[Stored records]
_____

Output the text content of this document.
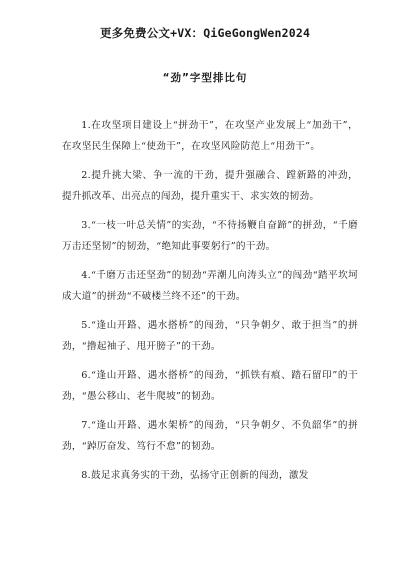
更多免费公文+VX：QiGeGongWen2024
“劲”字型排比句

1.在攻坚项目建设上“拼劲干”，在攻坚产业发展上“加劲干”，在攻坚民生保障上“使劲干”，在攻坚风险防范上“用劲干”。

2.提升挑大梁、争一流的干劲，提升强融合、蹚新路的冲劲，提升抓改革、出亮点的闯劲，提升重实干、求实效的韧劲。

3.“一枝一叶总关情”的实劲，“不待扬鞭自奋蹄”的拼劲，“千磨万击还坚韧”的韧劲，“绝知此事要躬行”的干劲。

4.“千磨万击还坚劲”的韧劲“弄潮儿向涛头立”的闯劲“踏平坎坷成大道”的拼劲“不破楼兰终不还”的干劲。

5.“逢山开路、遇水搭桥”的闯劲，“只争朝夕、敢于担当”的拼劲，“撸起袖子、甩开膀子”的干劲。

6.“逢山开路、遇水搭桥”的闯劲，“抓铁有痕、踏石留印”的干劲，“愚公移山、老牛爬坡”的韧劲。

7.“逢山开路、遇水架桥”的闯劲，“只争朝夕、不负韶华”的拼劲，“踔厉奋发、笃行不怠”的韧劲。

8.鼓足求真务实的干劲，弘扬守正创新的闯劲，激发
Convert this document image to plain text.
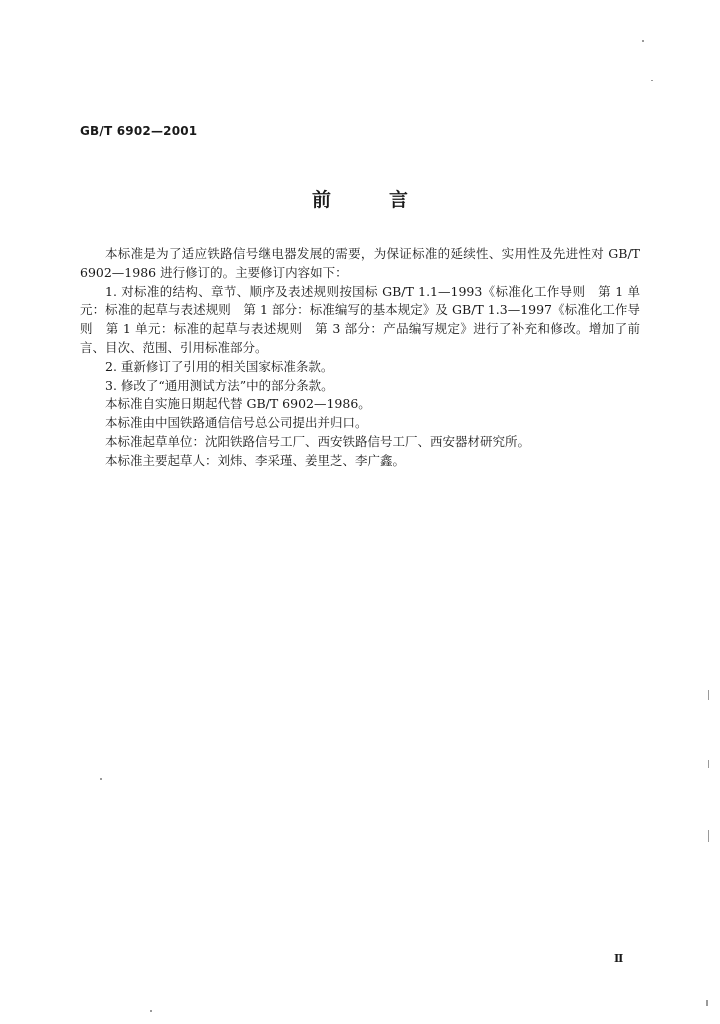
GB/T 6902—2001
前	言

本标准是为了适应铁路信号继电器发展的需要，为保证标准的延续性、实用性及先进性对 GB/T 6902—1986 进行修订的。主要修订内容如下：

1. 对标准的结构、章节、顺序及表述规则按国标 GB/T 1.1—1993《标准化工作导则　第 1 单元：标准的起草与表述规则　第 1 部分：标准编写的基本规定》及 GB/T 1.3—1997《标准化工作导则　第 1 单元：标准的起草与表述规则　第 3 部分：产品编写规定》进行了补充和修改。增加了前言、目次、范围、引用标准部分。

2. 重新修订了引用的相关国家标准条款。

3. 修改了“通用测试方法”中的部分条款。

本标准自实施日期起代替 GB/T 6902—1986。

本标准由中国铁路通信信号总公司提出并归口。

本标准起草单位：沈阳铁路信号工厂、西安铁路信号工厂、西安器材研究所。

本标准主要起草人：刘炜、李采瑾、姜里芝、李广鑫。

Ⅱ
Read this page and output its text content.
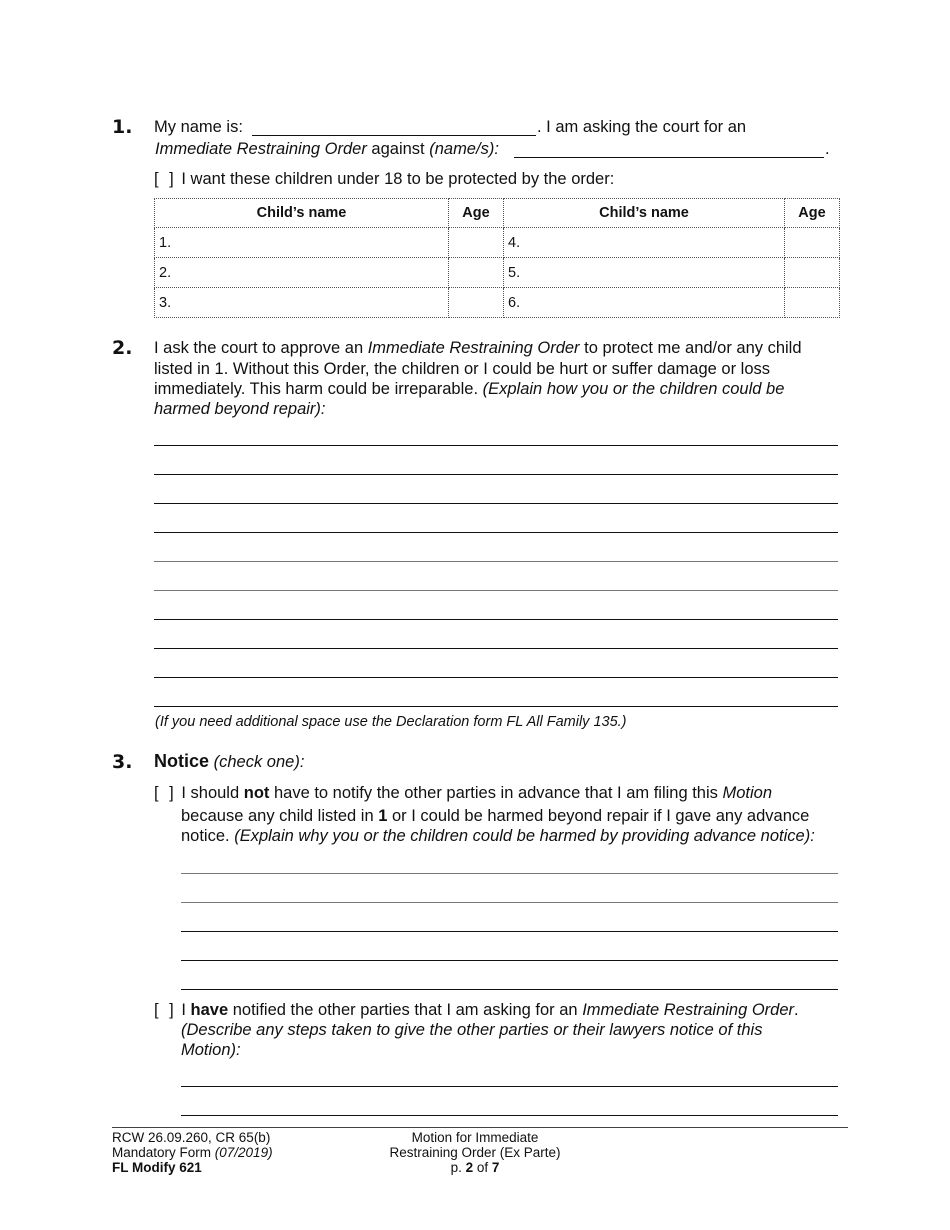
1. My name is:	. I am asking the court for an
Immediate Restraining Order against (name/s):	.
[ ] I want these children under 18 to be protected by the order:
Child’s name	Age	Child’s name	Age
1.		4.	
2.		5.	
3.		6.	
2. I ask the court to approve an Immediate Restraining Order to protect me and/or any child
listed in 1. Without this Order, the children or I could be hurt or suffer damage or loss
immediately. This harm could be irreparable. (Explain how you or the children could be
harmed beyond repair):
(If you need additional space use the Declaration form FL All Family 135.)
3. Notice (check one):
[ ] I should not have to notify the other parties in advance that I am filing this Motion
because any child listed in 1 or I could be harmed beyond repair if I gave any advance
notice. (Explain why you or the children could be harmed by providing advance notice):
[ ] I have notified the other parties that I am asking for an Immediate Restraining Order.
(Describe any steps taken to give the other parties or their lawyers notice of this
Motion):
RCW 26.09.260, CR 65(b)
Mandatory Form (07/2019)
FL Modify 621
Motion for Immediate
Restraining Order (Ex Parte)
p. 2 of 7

_____

SET PROBLEM -> Lines containing the word "have" are to be tallied; report only the total.

COMPLETED TASK -> 2